Task to carry out: Take each line that has the word "right" and return it.

Stored rows:

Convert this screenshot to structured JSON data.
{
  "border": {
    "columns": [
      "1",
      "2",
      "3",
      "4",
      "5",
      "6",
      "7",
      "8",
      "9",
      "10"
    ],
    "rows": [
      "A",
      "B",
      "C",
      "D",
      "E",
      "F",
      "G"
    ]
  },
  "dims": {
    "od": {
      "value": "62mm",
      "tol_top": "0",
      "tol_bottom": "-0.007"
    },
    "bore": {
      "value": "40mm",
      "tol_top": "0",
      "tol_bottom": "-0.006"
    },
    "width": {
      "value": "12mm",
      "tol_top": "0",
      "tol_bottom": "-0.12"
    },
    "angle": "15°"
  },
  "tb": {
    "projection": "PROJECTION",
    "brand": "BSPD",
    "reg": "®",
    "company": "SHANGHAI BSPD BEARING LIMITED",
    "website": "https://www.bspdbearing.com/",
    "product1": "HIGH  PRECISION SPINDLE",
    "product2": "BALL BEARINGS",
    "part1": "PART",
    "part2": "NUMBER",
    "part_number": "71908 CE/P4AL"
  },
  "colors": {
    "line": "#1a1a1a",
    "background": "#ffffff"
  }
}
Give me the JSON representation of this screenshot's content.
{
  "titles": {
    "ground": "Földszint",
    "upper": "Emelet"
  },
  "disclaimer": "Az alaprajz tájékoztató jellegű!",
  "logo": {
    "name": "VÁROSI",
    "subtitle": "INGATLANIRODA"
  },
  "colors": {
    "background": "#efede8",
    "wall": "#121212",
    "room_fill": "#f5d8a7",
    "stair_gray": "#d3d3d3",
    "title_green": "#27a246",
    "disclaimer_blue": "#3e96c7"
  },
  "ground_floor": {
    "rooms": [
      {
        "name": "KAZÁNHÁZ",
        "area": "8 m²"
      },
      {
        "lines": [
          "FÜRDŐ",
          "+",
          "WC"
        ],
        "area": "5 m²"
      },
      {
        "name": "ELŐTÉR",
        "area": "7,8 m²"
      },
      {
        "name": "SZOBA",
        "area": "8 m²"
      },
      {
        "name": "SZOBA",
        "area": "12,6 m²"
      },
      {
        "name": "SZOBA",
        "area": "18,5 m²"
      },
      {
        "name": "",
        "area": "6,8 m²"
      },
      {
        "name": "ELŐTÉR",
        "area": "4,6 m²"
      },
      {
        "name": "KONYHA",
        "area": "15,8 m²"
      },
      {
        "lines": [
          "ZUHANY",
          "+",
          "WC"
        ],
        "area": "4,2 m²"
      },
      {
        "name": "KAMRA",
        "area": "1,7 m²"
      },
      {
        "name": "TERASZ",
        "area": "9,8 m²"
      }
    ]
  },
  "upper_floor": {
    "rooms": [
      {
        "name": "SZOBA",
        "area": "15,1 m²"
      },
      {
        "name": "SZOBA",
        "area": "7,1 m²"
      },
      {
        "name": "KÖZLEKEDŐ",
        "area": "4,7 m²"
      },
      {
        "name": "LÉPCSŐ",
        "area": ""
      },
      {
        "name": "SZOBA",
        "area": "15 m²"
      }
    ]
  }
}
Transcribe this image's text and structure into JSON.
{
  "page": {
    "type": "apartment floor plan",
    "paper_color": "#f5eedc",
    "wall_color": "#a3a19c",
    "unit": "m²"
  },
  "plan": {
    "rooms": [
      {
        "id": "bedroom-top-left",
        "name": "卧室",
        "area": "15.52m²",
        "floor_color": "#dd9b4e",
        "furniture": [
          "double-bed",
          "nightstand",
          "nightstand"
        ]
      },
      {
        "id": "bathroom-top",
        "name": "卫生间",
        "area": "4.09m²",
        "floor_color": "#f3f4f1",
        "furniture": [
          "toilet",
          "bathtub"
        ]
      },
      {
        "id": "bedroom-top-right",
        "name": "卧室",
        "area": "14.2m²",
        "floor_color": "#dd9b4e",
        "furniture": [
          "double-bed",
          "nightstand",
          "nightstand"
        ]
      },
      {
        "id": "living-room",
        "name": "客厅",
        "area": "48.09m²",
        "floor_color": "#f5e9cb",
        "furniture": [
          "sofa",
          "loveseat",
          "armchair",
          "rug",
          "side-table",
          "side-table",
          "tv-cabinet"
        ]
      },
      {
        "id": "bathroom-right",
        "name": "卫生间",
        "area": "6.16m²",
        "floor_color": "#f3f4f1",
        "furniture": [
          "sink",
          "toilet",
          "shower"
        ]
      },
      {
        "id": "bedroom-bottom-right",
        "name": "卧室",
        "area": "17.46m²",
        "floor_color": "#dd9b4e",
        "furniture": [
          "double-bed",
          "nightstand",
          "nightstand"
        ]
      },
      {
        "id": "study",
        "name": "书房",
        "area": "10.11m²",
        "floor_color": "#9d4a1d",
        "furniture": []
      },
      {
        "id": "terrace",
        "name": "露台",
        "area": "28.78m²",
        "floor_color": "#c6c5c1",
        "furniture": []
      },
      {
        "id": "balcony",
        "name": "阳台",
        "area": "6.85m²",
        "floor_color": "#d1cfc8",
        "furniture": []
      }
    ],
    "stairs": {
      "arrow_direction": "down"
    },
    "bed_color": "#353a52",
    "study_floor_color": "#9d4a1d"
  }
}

Answer for the task:
        "id": "bedroom-top-right",
        "id": "bathroom-right",
        "id": "bedroom-bottom-right",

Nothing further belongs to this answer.